> [Given data]
==========
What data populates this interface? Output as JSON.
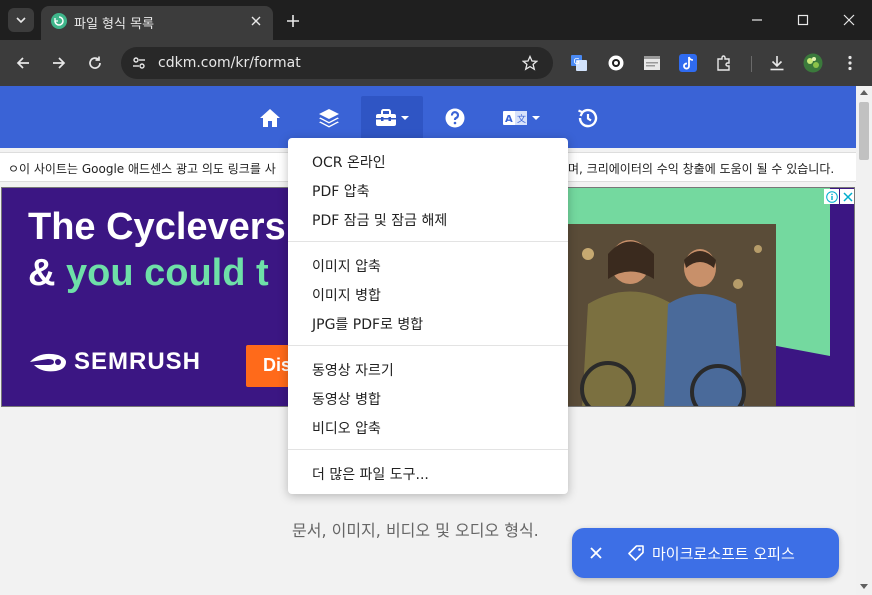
{
  "browser": {
    "tab_title": "파일 형식 목록",
    "url": "cdkm.com/kr/format"
  },
  "site_nav": {
    "items": [
      "home-icon",
      "layers-icon",
      "toolbox-icon",
      "help-icon",
      "translate-icon",
      "history-icon"
    ],
    "active": "toolbox-icon"
  },
  "notice": {
    "left": "ㅇ이 사이트는 Google 애드센스 광고 의도 링크를 사",
    "right": "며, 크리에이터의 수익 창출에 도움이 될 수 있습니다."
  },
  "ad": {
    "headline1": "The Cyclevers",
    "headline2_prefix": "& ",
    "headline2_green": "you could t",
    "logo_text": "SEMRUSH",
    "cta": "Dis"
  },
  "dropdown": {
    "groups": [
      [
        "OCR 온라인",
        "PDF 압축",
        "PDF 잠금 및 잠금 해제"
      ],
      [
        "이미지 압축",
        "이미지 병합",
        "JPG를 PDF로 병합"
      ],
      [
        "동영상 자르기",
        "동영상 병합",
        "비디오 압축"
      ],
      [
        "더 많은 파일 도구..."
      ]
    ]
  },
  "page": {
    "subtitle": "문서, 이미지, 비디오 및 오디오 형식."
  },
  "fab": {
    "label": "마이크로소프트 오피스"
  },
  "colors": {
    "site_nav": "#3a63d6",
    "ad_background": "#3b1683",
    "ad_accent_green": "#6ee0a8",
    "cta_orange": "#ff6a1a",
    "fab_blue": "#3d6fe6"
  }
}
==========
> [Your goal] Copy out every line of the data that includes the word "icon".

> [Answer in full]
      "home-icon",
      "layers-icon",
      "toolbox-icon",
      "help-icon",
      "translate-icon",
      "history-icon"
    "active": "toolbox-icon"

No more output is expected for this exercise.